WORK TO COMPLETE: Pick out the lines in the listing below that contain the word "your" and copy them.

GIVEN INFORMATION:
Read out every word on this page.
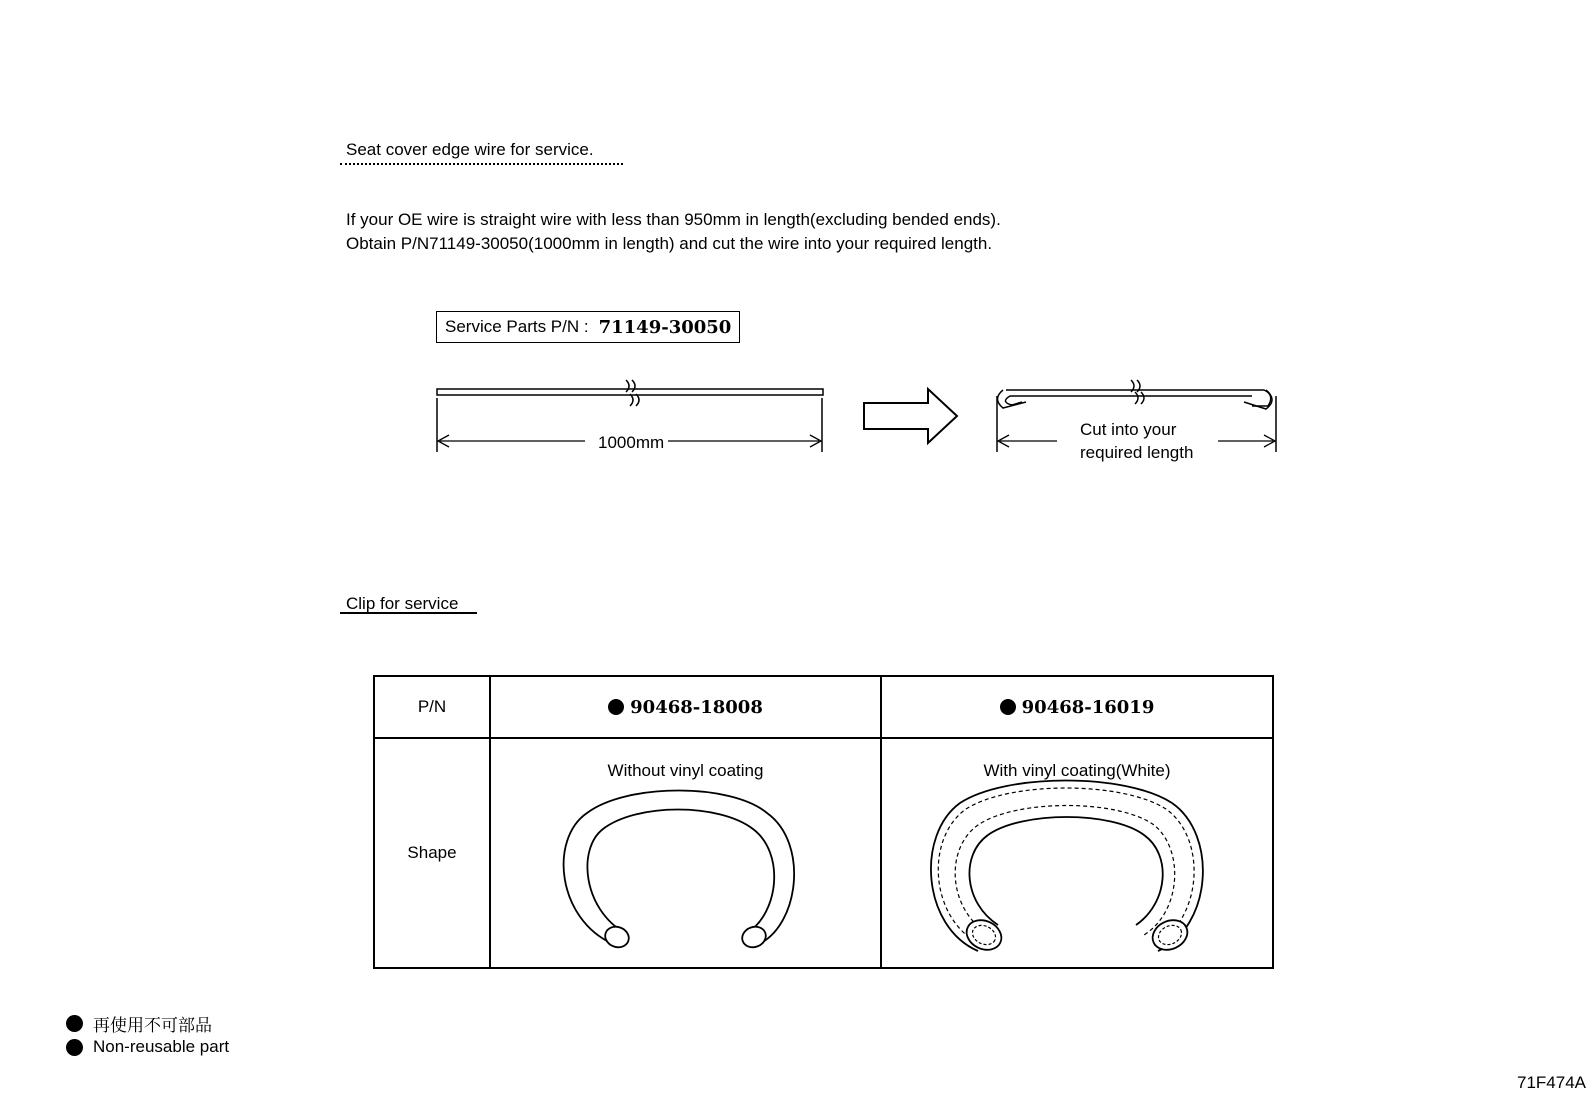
Seat cover edge wire for service.
If your OE wire is straight wire with less than 950mm in length(excluding bended ends).
Obtain P/N71149-30050(1000mm in length) and cut the wire into your required length.
Service Parts P/N : 71149-30050
1000mm
Cut into your
required length
Clip for service
P/N	90468-18008	90468-16019
Shape	Without vinyl coating	With vinyl coating(White)
再使用不可部品
Non-reusable part
71F474A
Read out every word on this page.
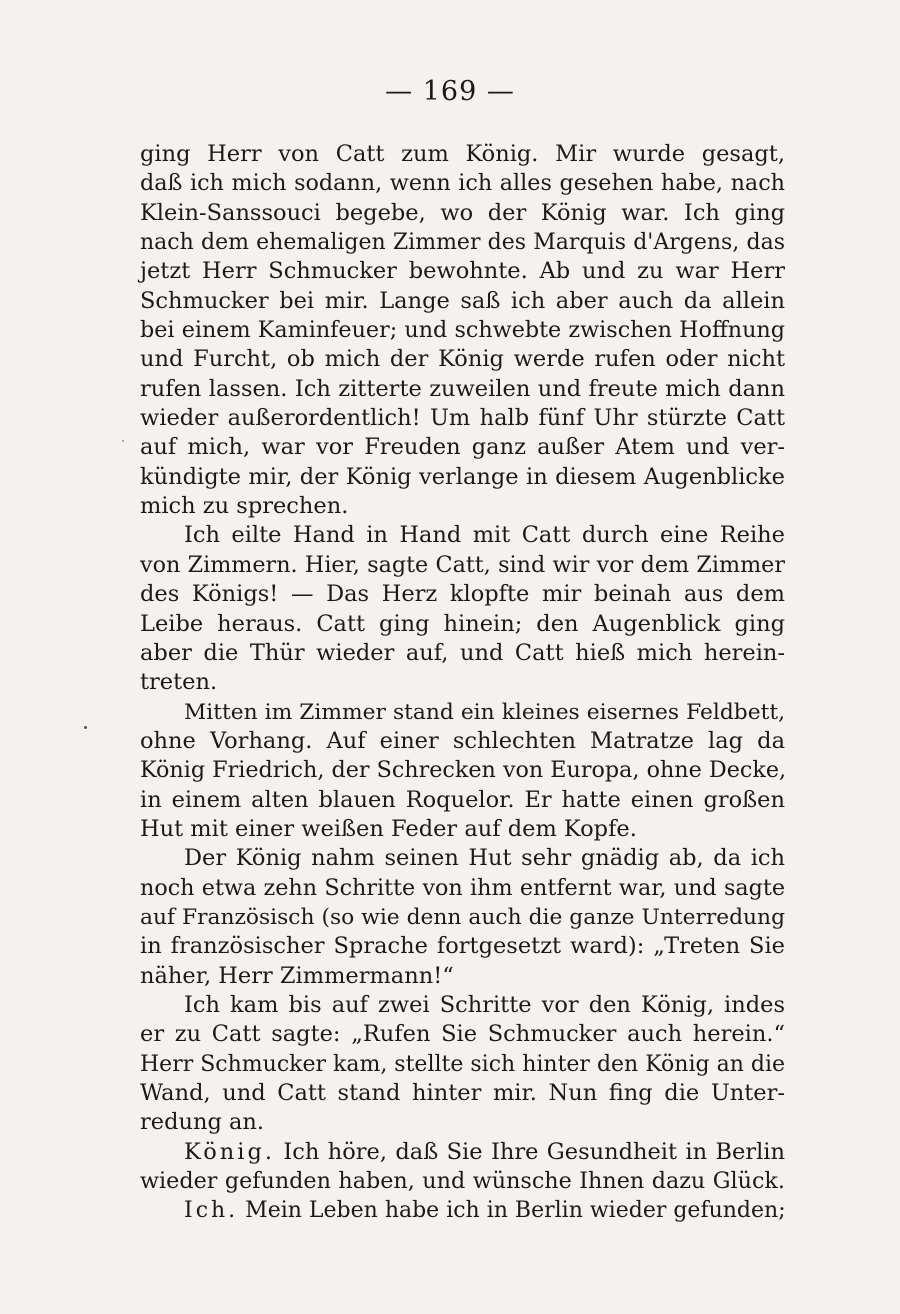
— 169 —
ging Herr von Catt zum König. Mir wurde gesagt,
daß ich mich sodann, wenn ich alles gesehen habe, nach
Klein-Sanssouci begebe, wo der König war. Ich ging
nach dem ehemaligen Zimmer des Marquis d'Argens, das
jetzt Herr Schmucker bewohnte. Ab und zu war Herr
Schmucker bei mir. Lange saß ich aber auch da allein
bei einem Kaminfeuer; und schwebte zwischen Hoffnung
und Furcht, ob mich der König werde rufen oder nicht
rufen lassen. Ich zitterte zuweilen und freute mich dann
wieder außerordentlich! Um halb fünf Uhr stürzte Catt
auf mich, war vor Freuden ganz außer Atem und ver-
kündigte mir, der König verlange in diesem Augenblicke
mich zu sprechen.
Ich eilte Hand in Hand mit Catt durch eine Reihe
von Zimmern. Hier, sagte Catt, sind wir vor dem Zimmer
des Königs! — Das Herz klopfte mir beinah aus dem
Leibe heraus. Catt ging hinein; den Augenblick ging
aber die Thür wieder auf, und Catt hieß mich herein-
treten.
Mitten im Zimmer stand ein kleines eisernes Feldbett,
ohne Vorhang. Auf einer schlechten Matratze lag da
König Friedrich, der Schrecken von Europa, ohne Decke,
in einem alten blauen Roquelor. Er hatte einen großen
Hut mit einer weißen Feder auf dem Kopfe.
Der König nahm seinen Hut sehr gnädig ab, da ich
noch etwa zehn Schritte von ihm entfernt war, und sagte
auf Französisch (so wie denn auch die ganze Unterredung
in französischer Sprache fortgesetzt ward): „Treten Sie
näher, Herr Zimmermann!“
Ich kam bis auf zwei Schritte vor den König, indes
er zu Catt sagte: „Rufen Sie Schmucker auch herein.“
Herr Schmucker kam, stellte sich hinter den König an die
Wand, und Catt stand hinter mir. Nun fing die Unter-
redung an.
König. Ich höre, daß Sie Ihre Gesundheit in Berlin
wieder gefunden haben, und wünsche Ihnen dazu Glück.
Ich. Mein Leben habe ich in Berlin wieder gefunden;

PROBLEM SOLUTION:
If your OE wire is straight wire with less than 950mm in length(excluding bended ends).
Obtain P/N71149-30050(1000mm in length) and cut the wire into your required length.
Cut into your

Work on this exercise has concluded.